- _STATED TASK_
Select every line holding the word "University" and copy it.

- _INFORMATION GIVEN_
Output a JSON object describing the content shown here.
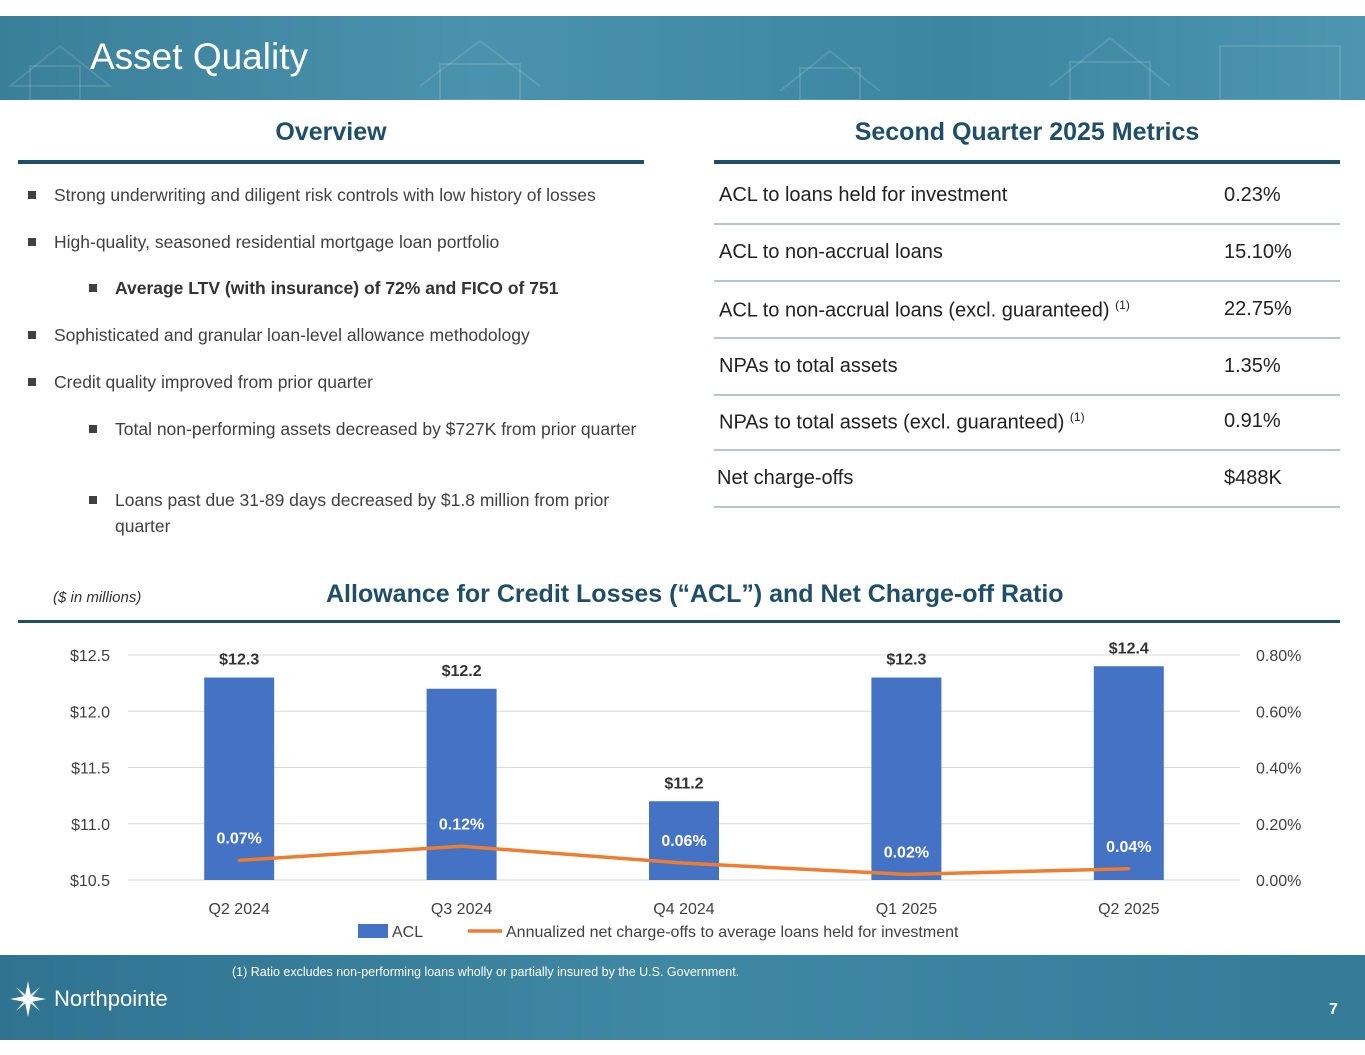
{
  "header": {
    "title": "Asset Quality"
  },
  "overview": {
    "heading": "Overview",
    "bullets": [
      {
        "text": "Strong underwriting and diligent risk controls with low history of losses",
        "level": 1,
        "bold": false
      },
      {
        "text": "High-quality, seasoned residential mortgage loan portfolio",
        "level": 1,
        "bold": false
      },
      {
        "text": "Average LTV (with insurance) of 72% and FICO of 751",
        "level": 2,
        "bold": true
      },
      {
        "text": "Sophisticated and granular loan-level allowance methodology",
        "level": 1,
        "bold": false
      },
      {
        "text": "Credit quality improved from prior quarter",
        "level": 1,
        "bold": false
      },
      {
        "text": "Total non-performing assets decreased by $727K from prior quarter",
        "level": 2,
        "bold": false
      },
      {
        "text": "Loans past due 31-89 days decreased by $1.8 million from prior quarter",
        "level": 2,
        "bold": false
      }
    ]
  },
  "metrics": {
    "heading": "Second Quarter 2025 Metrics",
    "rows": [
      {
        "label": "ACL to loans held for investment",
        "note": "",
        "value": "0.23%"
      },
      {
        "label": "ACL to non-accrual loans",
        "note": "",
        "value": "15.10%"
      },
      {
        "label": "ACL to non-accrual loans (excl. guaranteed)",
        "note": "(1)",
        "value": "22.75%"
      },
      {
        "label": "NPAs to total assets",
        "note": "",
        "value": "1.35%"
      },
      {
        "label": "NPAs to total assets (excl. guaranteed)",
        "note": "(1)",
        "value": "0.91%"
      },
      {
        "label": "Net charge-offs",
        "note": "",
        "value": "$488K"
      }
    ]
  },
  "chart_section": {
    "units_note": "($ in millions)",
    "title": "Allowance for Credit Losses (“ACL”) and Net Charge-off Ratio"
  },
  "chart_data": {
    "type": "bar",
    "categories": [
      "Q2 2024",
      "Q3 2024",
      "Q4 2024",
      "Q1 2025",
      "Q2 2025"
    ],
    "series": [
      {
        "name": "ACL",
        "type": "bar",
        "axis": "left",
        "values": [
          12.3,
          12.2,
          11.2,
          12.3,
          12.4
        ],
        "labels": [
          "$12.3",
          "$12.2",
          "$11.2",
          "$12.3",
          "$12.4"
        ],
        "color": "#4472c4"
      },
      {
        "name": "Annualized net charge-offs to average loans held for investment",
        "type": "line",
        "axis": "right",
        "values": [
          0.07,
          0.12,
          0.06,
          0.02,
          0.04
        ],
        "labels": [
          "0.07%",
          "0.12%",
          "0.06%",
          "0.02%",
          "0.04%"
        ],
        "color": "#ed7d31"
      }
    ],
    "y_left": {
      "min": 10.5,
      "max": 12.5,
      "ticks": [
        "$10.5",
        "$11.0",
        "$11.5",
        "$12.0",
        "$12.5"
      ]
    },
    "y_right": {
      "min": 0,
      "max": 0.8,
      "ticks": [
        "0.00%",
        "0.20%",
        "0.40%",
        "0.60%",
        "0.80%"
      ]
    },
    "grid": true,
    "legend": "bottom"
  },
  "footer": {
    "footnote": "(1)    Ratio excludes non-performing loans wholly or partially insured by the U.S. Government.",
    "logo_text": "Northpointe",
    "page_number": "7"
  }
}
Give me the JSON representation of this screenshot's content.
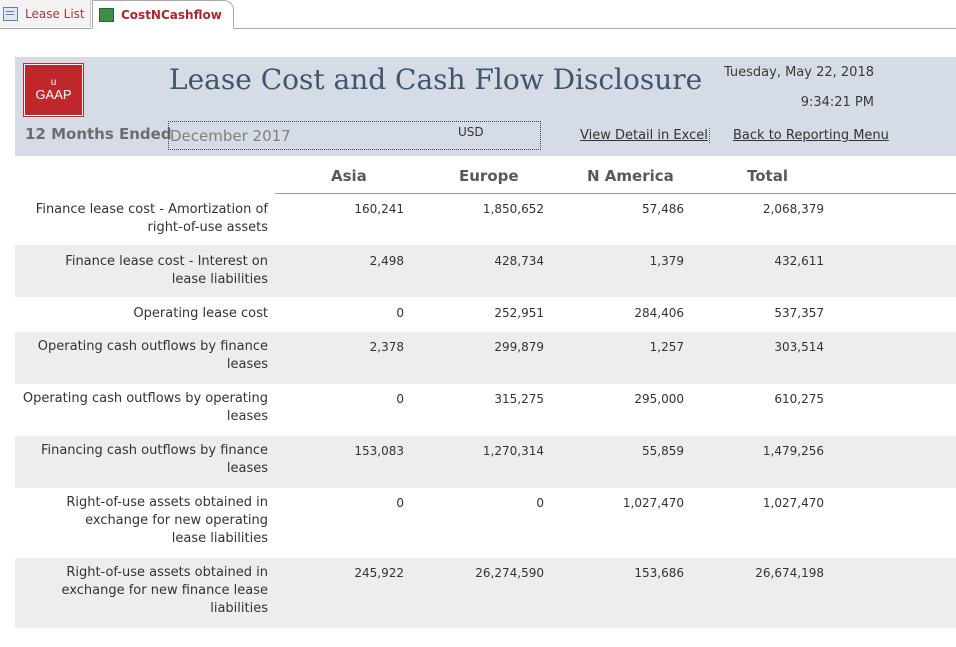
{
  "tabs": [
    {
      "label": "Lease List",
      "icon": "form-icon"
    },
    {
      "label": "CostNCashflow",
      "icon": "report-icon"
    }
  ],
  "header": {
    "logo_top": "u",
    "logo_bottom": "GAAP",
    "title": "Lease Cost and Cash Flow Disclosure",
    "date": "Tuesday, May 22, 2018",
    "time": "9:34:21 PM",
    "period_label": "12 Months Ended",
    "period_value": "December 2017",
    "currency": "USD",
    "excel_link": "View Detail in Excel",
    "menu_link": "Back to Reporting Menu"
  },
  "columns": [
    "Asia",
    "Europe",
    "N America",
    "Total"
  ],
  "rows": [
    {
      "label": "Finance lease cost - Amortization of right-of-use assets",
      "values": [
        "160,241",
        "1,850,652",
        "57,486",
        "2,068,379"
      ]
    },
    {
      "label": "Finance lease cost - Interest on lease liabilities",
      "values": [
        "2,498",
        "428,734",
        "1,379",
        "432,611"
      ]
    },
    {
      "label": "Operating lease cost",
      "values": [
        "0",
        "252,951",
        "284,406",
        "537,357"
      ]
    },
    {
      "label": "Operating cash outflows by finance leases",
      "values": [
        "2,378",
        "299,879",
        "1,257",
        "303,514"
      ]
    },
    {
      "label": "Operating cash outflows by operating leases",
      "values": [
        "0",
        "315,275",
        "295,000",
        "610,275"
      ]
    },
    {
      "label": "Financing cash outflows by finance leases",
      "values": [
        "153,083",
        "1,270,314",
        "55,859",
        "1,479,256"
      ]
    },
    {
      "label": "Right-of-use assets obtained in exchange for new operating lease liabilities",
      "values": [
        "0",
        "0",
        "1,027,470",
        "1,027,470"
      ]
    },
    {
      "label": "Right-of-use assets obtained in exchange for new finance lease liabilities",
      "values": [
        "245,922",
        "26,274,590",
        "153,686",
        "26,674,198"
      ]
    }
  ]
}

--

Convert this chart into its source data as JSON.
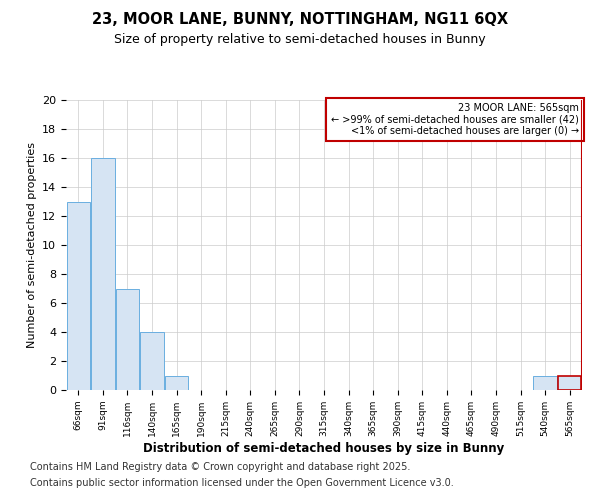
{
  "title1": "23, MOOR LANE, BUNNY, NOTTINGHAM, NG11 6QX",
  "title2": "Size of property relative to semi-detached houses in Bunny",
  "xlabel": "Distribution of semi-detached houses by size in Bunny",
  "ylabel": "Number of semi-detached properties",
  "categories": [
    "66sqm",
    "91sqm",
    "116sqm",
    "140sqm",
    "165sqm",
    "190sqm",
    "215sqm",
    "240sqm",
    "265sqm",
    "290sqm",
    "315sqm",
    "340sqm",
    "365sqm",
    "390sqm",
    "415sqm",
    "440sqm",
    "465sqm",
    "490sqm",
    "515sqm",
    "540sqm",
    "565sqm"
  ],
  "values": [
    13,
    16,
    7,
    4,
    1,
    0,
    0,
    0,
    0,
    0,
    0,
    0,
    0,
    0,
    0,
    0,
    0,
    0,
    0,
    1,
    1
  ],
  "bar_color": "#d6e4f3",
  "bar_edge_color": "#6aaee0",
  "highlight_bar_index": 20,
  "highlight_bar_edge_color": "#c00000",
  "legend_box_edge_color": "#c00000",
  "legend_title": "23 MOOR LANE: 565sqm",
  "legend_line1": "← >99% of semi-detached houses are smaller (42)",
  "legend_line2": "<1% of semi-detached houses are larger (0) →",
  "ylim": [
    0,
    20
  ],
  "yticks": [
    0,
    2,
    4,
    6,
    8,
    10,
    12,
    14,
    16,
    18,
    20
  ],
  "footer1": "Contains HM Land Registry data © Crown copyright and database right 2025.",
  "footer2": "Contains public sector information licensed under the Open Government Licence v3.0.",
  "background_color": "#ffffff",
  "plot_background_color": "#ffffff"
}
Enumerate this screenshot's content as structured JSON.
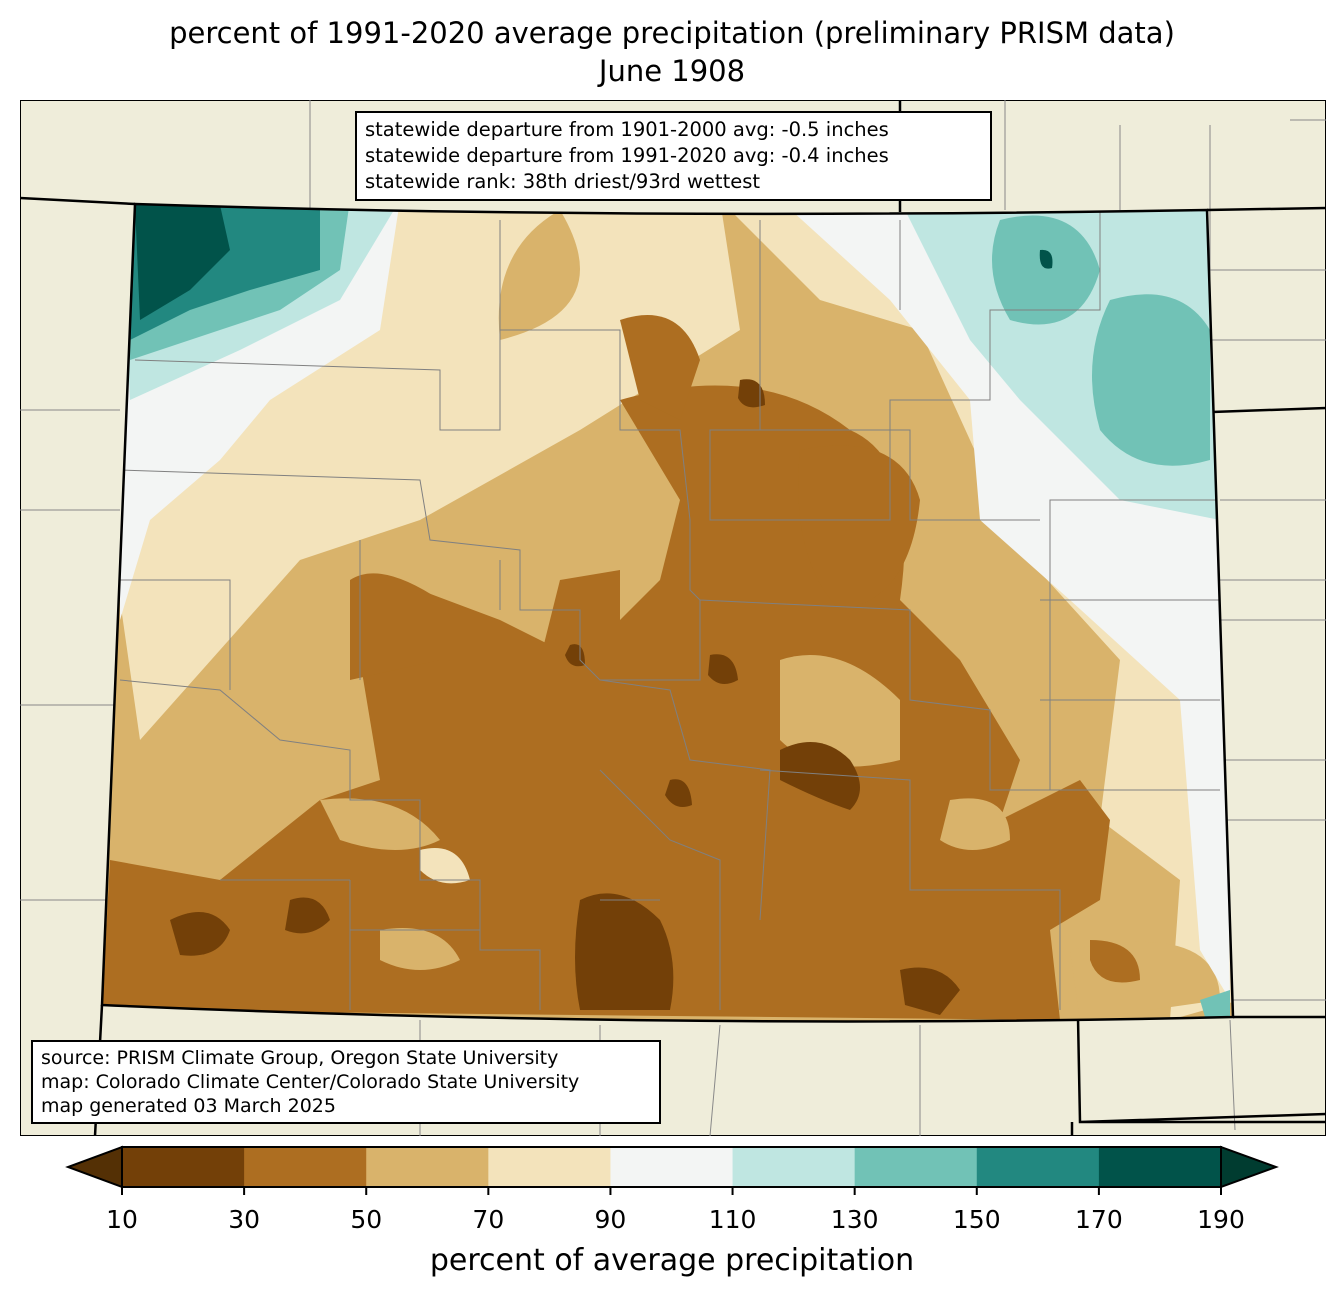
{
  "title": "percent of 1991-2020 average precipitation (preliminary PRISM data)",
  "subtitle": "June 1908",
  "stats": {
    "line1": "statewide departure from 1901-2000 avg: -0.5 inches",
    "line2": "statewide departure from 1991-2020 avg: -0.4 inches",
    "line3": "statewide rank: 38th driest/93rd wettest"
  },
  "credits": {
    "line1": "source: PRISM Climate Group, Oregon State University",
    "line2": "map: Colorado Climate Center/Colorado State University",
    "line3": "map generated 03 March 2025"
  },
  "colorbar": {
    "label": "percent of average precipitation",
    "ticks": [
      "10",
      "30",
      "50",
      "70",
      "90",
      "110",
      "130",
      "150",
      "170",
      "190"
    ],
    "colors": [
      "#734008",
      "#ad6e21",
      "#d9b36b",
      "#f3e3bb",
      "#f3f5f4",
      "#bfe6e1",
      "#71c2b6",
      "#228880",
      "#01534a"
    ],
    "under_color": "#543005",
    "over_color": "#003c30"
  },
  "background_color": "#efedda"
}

- _RESPONSE BELOW_
    "line1": "source: PRISM Climate Group, Oregon State University",
    "line2": "map: Colorado Climate Center/Colorado State University",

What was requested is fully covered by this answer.